**Written task**
Rewrite the records below with every "Patent image size" changed to "Figure dimensions" and everything else kept as it is. Leave the pictures out of your answer.

**Dataset content**
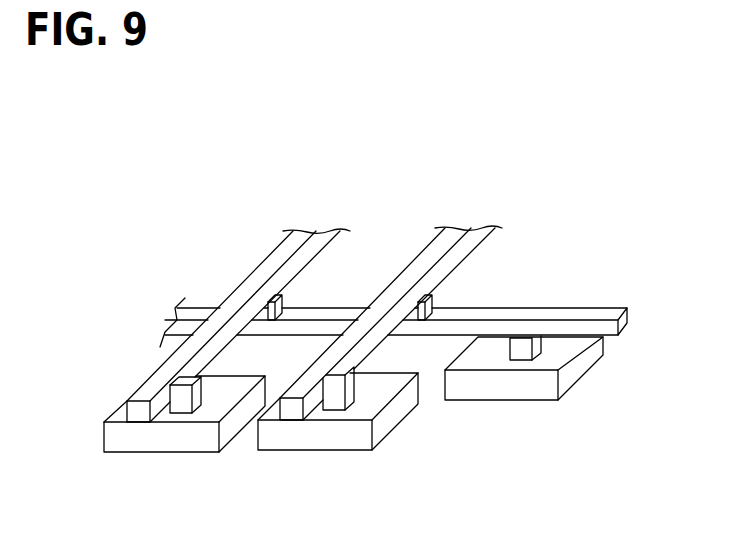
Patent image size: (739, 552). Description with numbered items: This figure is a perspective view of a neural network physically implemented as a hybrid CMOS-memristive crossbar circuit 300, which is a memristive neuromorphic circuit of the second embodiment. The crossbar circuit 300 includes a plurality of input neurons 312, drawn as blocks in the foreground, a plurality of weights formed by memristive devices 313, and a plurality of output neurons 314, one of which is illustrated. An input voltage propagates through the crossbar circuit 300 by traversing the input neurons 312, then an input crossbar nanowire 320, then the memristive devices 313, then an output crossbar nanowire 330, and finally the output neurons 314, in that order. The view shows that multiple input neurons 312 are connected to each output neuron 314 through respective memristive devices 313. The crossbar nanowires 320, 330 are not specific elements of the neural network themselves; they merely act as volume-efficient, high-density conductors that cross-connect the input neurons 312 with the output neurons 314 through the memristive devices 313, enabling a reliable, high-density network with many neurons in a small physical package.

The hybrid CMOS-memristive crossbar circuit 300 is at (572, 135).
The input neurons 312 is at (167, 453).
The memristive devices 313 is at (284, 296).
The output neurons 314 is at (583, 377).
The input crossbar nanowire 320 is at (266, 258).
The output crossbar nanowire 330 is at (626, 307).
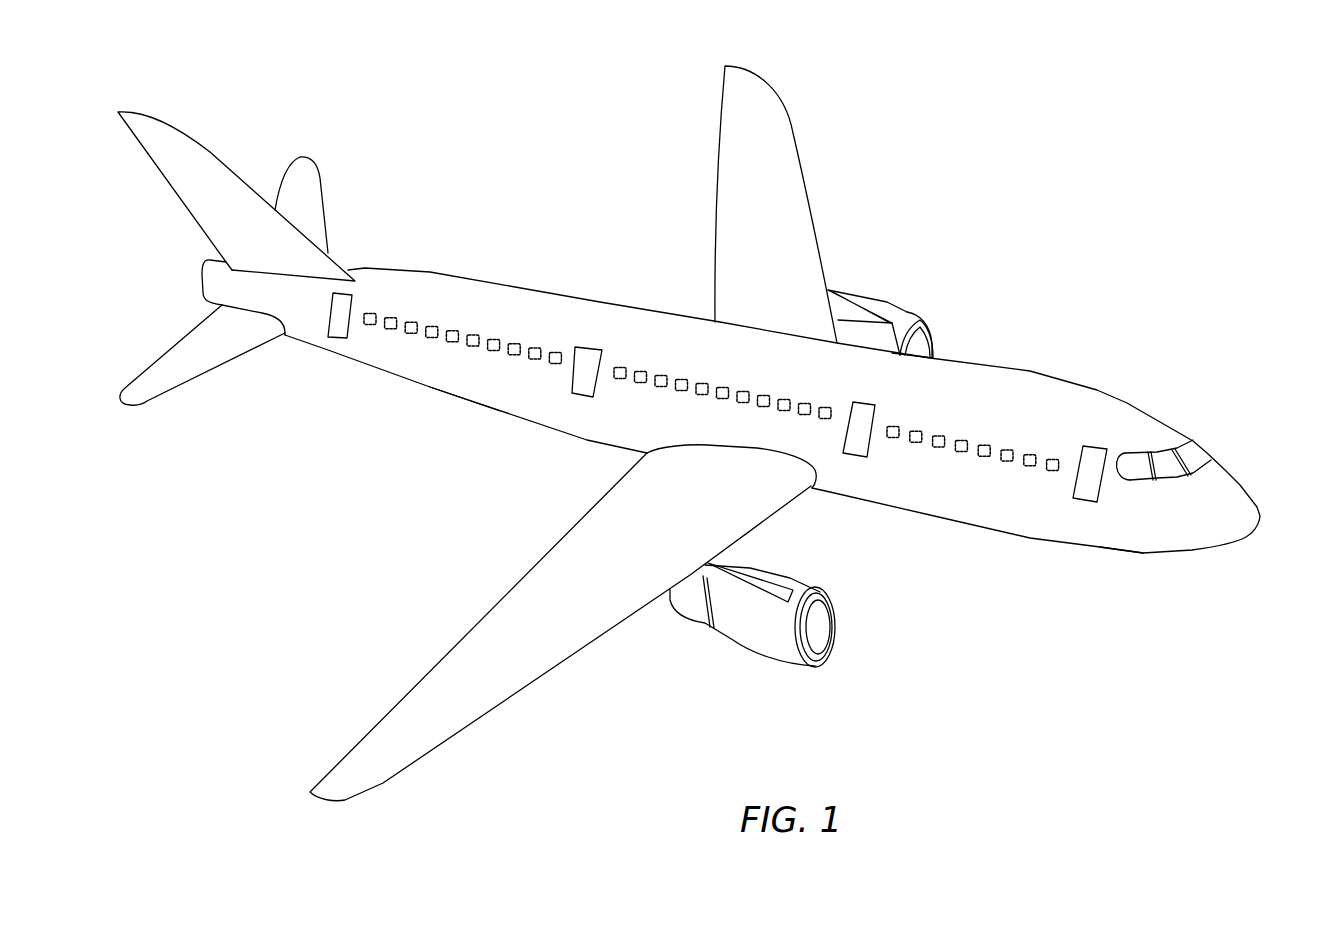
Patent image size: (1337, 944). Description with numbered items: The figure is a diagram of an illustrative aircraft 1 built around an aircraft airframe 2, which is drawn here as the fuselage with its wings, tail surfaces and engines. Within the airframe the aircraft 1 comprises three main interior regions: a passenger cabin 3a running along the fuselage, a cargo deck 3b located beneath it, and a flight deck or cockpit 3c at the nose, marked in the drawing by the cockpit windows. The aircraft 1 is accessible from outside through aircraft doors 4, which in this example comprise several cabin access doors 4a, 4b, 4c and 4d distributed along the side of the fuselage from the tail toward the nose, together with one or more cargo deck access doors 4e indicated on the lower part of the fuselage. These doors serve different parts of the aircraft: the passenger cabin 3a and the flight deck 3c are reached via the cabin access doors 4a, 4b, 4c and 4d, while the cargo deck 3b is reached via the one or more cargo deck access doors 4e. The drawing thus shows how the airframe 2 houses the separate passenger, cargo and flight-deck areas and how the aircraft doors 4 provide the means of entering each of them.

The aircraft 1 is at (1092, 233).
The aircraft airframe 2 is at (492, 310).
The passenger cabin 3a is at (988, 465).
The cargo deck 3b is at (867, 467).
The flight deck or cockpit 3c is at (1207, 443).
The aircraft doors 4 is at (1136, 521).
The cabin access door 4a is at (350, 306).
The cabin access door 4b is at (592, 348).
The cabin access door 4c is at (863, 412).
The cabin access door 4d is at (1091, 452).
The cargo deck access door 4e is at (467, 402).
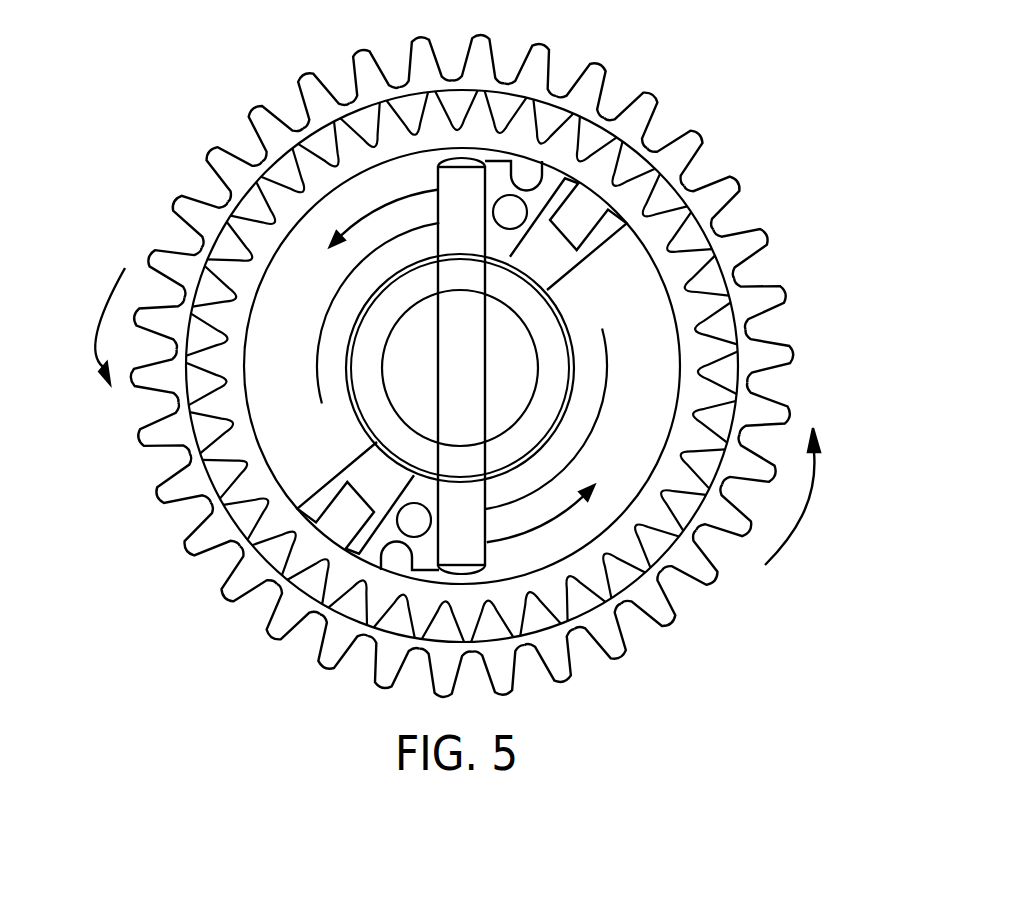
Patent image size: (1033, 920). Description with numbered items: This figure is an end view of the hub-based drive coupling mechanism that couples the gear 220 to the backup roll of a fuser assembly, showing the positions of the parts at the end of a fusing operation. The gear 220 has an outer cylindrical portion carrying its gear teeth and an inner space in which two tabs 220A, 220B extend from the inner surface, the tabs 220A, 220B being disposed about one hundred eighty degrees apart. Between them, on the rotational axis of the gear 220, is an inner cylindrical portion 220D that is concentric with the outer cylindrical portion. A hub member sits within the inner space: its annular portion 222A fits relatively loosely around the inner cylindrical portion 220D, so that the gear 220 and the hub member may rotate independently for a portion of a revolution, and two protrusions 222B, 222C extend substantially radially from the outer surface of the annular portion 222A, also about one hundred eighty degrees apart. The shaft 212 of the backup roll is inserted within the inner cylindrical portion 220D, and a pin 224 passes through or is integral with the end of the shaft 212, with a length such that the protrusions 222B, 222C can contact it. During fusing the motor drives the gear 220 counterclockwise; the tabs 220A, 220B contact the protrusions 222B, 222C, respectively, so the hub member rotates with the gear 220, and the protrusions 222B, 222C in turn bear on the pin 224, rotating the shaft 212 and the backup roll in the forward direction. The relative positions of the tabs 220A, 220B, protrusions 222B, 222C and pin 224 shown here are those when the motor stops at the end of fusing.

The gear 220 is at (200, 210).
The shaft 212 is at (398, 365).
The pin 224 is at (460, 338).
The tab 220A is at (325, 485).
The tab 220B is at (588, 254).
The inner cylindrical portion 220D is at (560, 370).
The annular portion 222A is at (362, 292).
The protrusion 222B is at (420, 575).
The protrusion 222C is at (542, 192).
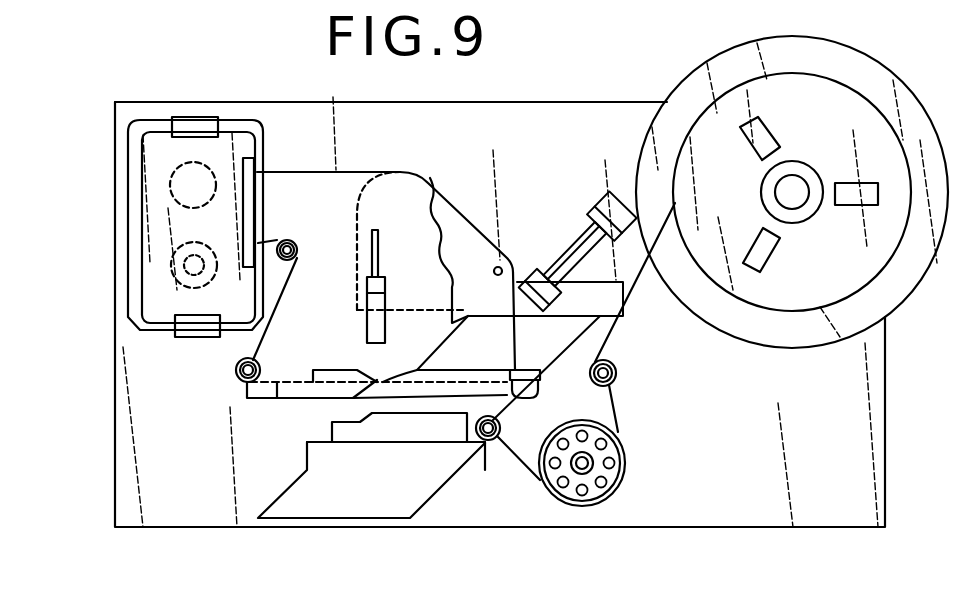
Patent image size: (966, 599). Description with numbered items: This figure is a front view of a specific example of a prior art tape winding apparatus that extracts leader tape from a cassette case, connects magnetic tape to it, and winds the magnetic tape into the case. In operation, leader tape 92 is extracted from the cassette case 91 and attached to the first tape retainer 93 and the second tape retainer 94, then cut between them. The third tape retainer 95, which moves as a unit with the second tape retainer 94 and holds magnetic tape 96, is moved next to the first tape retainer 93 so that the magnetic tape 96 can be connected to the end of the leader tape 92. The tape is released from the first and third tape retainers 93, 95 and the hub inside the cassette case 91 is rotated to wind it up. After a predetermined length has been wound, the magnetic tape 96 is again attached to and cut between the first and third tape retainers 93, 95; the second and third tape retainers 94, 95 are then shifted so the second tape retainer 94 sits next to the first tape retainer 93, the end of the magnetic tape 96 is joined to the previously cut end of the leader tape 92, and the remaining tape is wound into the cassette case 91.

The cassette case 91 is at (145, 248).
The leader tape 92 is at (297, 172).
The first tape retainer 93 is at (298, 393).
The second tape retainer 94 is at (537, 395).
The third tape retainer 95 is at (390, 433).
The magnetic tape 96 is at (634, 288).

**Full response**
Figure dimensions: (739, 552). Description with numbered items: This figure is a perspective view of a neural network physically implemented as a hybrid CMOS-memristive crossbar circuit 300, which is a memristive neuromorphic circuit of the second embodiment. The crossbar circuit 300 includes a plurality of input neurons 312, drawn as blocks in the foreground, a plurality of weights formed by memristive devices 313, and a plurality of output neurons 314, one of which is illustrated. An input voltage propagates through the crossbar circuit 300 by traversing the input neurons 312, then an input crossbar nanowire 320, then the memristive devices 313, then an output crossbar nanowire 330, and finally the output neurons 314, in that order. The view shows that multiple input neurons 312 are connected to each output neuron 314 through respective memristive devices 313. The crossbar nanowires 320, 330 are not specific elements of the neural network themselves; they merely act as volume-efficient, high-density conductors that cross-connect the input neurons 312 with the output neurons 314 through the memristive devices 313, enabling a reliable, high-density network with many neurons in a small physical package.

The hybrid CMOS-memristive crossbar circuit 300 is at (572, 135).
The input neurons 312 is at (167, 453).
The memristive devices 313 is at (284, 296).
The output neurons 314 is at (583, 377).
The input crossbar nanowire 320 is at (266, 258).
The output crossbar nanowire 330 is at (626, 307).
Figure dimensions: (1337, 944). Description with numbered items: The figure is a diagram of an illustrative aircraft 1 built around an aircraft airframe 2, which is drawn here as the fuselage with its wings, tail surfaces and engines. Within the airframe the aircraft 1 comprises three main interior regions: a passenger cabin 3a running along the fuselage, a cargo deck 3b located beneath it, and a flight deck or cockpit 3c at the nose, marked in the drawing by the cockpit windows. The aircraft 1 is accessible from outside through aircraft doors 4, which in this example comprise several cabin access doors 4a, 4b, 4c and 4d distributed along the side of the fuselage from the tail toward the nose, together with one or more cargo deck access doors 4e indicated on the lower part of the fuselage. These doors serve different parts of the aircraft: the passenger cabin 3a and the flight deck 3c are reached via the cabin access doors 4a, 4b, 4c and 4d, while the cargo deck 3b is reached via the one or more cargo deck access doors 4e. The drawing thus shows how the airframe 2 houses the separate passenger, cargo and flight-deck areas and how the aircraft doors 4 provide the means of entering each of them.

The aircraft 1 is at (1092, 233).
The aircraft airframe 2 is at (492, 310).
The passenger cabin 3a is at (988, 465).
The cargo deck 3b is at (867, 467).
The flight deck or cockpit 3c is at (1207, 443).
The aircraft doors 4 is at (1136, 521).
The cabin access door 4a is at (350, 306).
The cabin access door 4b is at (592, 348).
The cabin access door 4c is at (863, 412).
The cabin access door 4d is at (1091, 452).
The cargo deck access door 4e is at (467, 402).
Figure dimensions: (1033, 920). Description with numbered items: This figure is an end view of the hub-based drive coupling mechanism that couples the gear 220 to the backup roll of a fuser assembly, showing the positions of the parts at the end of a fusing operation. The gear 220 has an outer cylindrical portion carrying its gear teeth and an inner space in which two tabs 220A, 220B extend from the inner surface, the tabs 220A, 220B being disposed about one hundred eighty degrees apart. Between them, on the rotational axis of the gear 220, is an inner cylindrical portion 220D that is concentric with the outer cylindrical portion. A hub member sits within the inner space: its annular portion 222A fits relatively loosely around the inner cylindrical portion 220D, so that the gear 220 and the hub member may rotate independently for a portion of a revolution, and two protrusions 222B, 222C extend substantially radially from the outer surface of the annular portion 222A, also about one hundred eighty degrees apart. The shaft 212 of the backup roll is inserted within the inner cylindrical portion 220D, and a pin 224 passes through or is integral with the end of the shaft 212, with a length such that the protrusions 222B, 222C can contact it. During fusing the motor drives the gear 220 counterclockwise; the tabs 220A, 220B contact the protrusions 222B, 222C, respectively, so the hub member rotates with the gear 220, and the protrusions 222B, 222C in turn bear on the pin 224, rotating the shaft 212 and the backup roll in the forward direction. The relative positions of the tabs 220A, 220B, protrusions 222B, 222C and pin 224 shown here are those when the motor stops at the end of fusing.

The gear 220 is at (200, 210).
The shaft 212 is at (398, 365).
The pin 224 is at (460, 338).
The tab 220A is at (325, 485).
The tab 220B is at (588, 254).
The inner cylindrical portion 220D is at (560, 370).
The annular portion 222A is at (362, 292).
The protrusion 222B is at (420, 575).
The protrusion 222C is at (542, 192).
Figure dimensions: (966, 599). Description with numbered items: This figure is a front view of a specific example of a prior art tape winding apparatus that extracts leader tape from a cassette case, connects magnetic tape to it, and winds the magnetic tape into the case. In operation, leader tape 92 is extracted from the cassette case 91 and attached to the first tape retainer 93 and the second tape retainer 94, then cut between them. The third tape retainer 95, which moves as a unit with the second tape retainer 94 and holds magnetic tape 96, is moved next to the first tape retainer 93 so that the magnetic tape 96 can be connected to the end of the leader tape 92. The tape is released from the first and third tape retainers 93, 95 and the hub inside the cassette case 91 is rotated to wind it up. After a predetermined length has been wound, the magnetic tape 96 is again attached to and cut between the first and third tape retainers 93, 95; the second and third tape retainers 94, 95 are then shifted so the second tape retainer 94 sits next to the first tape retainer 93, the end of the magnetic tape 96 is joined to the previously cut end of the leader tape 92, and the remaining tape is wound into the cassette case 91.

The cassette case 91 is at (145, 248).
The leader tape 92 is at (297, 172).
The first tape retainer 93 is at (298, 393).
The second tape retainer 94 is at (537, 395).
The third tape retainer 95 is at (390, 433).
The magnetic tape 96 is at (634, 288).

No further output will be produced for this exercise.